++++ RECORDS FOR THIS EXERCISE

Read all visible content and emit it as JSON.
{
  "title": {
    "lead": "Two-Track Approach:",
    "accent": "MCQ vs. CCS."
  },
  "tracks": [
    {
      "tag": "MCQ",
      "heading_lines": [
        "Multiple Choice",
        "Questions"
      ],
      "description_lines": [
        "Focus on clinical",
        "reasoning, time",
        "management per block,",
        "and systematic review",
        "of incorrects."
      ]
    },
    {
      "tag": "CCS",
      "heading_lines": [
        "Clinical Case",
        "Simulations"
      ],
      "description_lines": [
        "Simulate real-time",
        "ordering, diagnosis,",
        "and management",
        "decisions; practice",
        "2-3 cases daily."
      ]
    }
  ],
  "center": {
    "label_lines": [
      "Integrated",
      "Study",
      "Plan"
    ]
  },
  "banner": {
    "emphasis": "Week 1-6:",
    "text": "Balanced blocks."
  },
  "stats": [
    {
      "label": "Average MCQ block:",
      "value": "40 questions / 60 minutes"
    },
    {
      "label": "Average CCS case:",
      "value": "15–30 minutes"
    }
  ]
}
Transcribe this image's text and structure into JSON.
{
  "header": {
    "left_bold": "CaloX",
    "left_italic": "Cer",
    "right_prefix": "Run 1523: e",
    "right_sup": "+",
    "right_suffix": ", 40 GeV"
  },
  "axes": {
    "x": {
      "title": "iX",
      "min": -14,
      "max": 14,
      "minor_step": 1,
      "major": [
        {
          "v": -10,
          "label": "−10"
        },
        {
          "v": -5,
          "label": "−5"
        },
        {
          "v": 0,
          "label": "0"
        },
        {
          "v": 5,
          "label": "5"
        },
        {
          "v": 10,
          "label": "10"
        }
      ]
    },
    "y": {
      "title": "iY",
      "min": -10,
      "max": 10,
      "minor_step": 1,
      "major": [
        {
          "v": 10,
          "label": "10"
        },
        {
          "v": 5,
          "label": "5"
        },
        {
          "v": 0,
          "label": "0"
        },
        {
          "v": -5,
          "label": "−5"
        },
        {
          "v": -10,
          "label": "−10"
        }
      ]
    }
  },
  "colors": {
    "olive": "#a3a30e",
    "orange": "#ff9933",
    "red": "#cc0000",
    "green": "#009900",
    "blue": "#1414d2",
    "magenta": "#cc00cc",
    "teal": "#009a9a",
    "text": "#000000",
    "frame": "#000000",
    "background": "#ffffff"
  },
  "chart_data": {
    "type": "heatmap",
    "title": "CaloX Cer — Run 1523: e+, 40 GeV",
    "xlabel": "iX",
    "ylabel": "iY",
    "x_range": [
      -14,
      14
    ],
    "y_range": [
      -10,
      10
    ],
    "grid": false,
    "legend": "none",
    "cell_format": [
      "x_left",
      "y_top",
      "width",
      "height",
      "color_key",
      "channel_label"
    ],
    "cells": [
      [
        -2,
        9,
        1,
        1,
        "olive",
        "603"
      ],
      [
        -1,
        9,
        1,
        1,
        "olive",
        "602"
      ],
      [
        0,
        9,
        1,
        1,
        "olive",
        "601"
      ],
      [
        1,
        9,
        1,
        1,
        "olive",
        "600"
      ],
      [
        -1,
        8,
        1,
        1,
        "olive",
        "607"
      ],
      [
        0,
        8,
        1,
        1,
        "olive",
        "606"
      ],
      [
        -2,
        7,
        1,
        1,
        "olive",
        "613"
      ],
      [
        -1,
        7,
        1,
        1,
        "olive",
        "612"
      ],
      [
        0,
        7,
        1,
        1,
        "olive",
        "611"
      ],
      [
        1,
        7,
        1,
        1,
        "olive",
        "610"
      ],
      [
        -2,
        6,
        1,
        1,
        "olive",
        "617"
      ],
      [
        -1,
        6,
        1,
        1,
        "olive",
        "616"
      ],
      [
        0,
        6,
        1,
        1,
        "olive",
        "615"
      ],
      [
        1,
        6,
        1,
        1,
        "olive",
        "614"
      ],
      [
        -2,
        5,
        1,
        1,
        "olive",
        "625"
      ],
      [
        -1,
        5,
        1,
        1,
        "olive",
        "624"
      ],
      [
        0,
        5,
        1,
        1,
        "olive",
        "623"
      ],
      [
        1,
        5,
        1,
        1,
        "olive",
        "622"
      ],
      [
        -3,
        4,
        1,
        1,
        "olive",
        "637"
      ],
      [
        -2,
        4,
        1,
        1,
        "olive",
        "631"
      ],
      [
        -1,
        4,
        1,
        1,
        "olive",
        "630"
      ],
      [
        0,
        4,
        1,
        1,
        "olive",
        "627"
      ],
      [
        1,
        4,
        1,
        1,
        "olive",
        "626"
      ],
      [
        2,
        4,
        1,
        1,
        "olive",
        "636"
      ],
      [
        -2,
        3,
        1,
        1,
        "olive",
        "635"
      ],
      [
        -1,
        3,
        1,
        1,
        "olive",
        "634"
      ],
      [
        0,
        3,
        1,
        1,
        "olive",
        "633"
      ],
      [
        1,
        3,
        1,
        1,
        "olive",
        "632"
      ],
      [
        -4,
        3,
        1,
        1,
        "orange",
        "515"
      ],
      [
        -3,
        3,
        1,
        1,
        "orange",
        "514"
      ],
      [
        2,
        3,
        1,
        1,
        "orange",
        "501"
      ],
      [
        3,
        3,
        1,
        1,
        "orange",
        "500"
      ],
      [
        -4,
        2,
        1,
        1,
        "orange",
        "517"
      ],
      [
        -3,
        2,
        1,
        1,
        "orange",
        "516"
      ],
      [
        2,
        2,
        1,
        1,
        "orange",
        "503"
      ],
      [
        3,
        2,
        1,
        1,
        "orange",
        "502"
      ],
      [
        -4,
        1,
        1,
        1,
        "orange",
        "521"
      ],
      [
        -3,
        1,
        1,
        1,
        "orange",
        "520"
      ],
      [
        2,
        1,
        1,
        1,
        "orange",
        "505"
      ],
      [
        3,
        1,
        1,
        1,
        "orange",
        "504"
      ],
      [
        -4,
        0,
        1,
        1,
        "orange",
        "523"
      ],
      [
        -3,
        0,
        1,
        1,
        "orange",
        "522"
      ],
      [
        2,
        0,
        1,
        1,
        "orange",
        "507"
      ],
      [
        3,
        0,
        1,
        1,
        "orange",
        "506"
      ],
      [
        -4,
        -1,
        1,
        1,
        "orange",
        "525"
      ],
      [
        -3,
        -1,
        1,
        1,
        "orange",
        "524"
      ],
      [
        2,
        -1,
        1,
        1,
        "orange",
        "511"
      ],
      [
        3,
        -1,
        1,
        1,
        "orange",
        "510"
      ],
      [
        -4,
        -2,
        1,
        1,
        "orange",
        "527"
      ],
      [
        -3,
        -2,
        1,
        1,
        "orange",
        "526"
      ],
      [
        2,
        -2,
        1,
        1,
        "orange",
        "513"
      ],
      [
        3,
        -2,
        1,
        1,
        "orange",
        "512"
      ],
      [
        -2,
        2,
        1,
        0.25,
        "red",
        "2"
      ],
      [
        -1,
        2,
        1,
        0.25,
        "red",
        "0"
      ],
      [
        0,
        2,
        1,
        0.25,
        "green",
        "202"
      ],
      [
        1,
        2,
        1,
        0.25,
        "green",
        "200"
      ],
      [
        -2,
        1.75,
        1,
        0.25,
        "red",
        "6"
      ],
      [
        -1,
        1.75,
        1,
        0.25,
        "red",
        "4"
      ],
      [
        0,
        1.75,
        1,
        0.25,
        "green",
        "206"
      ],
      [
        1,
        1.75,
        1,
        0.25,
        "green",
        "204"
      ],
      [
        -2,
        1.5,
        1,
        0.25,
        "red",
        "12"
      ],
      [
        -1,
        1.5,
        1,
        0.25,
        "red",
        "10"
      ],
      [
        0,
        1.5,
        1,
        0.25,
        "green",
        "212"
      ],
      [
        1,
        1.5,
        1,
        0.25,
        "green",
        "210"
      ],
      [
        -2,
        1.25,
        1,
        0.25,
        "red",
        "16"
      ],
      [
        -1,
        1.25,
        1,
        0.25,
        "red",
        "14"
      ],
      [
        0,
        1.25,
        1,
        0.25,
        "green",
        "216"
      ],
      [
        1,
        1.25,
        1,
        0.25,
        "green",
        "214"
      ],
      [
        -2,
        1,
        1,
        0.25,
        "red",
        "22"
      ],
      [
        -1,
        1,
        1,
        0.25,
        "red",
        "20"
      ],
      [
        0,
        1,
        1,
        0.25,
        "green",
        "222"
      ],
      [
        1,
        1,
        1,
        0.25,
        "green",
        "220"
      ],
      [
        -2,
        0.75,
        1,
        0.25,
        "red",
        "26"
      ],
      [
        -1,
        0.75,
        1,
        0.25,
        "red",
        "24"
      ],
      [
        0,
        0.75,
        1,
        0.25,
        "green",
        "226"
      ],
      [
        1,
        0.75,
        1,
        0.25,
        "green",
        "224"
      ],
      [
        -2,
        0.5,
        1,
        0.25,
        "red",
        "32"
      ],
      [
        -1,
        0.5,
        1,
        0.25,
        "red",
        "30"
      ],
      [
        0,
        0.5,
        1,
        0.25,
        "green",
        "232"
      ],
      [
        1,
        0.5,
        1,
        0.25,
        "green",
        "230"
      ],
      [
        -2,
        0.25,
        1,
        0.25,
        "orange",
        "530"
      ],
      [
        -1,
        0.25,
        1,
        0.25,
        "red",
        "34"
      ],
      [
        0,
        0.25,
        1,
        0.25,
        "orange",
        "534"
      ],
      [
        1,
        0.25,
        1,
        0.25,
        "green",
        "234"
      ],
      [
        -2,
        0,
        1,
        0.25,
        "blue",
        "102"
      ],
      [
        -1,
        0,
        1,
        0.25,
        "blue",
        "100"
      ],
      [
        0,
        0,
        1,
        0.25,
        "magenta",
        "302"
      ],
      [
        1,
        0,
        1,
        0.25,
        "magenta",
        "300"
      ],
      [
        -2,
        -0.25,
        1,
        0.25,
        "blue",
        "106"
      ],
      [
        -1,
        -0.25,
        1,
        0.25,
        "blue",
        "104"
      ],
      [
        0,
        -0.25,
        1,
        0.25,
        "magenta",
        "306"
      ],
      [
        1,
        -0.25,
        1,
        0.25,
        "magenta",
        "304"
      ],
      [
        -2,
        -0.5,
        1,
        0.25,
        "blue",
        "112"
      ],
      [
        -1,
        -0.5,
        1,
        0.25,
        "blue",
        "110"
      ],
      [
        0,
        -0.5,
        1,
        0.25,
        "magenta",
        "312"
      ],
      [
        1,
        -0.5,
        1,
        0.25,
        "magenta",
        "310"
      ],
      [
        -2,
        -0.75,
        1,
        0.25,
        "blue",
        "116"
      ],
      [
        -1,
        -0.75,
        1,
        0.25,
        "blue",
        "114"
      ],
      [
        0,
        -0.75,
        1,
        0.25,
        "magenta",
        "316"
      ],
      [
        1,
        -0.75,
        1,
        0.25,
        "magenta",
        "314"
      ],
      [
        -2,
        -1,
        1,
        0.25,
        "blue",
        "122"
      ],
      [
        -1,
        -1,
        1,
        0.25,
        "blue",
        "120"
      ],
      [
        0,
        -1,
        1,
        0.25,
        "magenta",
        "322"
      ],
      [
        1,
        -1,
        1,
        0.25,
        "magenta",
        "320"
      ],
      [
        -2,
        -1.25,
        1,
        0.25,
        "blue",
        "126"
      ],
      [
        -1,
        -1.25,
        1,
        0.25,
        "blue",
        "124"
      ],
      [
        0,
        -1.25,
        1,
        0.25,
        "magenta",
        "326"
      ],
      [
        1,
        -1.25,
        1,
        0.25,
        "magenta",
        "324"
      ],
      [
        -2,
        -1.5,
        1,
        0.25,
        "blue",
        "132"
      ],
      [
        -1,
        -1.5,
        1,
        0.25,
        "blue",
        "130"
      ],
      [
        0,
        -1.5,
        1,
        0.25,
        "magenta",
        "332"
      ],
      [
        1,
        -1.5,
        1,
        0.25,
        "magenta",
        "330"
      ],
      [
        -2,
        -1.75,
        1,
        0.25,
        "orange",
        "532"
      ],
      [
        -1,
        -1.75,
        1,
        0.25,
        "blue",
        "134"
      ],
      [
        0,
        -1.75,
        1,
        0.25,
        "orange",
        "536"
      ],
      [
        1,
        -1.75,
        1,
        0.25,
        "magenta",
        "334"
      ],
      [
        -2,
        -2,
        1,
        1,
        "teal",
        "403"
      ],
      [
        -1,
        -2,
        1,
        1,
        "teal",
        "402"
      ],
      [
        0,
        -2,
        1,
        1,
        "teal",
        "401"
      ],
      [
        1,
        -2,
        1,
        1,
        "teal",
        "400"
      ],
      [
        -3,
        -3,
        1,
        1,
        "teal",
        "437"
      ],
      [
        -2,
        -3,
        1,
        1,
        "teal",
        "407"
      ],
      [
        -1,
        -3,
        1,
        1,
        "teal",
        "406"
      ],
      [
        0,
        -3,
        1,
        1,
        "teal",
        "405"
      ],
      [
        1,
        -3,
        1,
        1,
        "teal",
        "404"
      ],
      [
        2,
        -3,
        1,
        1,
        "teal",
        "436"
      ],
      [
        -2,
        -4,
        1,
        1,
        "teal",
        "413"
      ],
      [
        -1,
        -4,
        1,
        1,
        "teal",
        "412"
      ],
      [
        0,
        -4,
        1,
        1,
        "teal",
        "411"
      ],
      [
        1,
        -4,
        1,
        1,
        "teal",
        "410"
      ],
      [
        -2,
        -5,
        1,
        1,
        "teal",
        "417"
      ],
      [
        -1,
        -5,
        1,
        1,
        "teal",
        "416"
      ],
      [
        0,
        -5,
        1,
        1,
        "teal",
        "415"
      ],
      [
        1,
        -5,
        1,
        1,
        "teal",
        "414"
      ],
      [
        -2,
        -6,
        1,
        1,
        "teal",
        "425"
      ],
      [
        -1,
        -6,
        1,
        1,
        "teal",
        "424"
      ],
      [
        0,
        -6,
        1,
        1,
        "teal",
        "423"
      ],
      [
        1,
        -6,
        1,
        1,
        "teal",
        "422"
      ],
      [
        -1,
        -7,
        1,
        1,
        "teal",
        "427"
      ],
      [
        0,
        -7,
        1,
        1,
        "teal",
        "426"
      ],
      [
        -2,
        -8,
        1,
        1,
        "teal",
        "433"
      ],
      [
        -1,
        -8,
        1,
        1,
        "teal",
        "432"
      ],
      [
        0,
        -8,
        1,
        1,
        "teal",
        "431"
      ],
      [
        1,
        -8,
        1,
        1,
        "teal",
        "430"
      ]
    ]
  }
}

++++++++

Gather each line of the listing that holds the string "text".

▶ [SOLUTION TO THIS PROBLEM]
    "text": "Balanced blocks."
Transcribe this image's text and structure into JSON.
    "text": "#000000",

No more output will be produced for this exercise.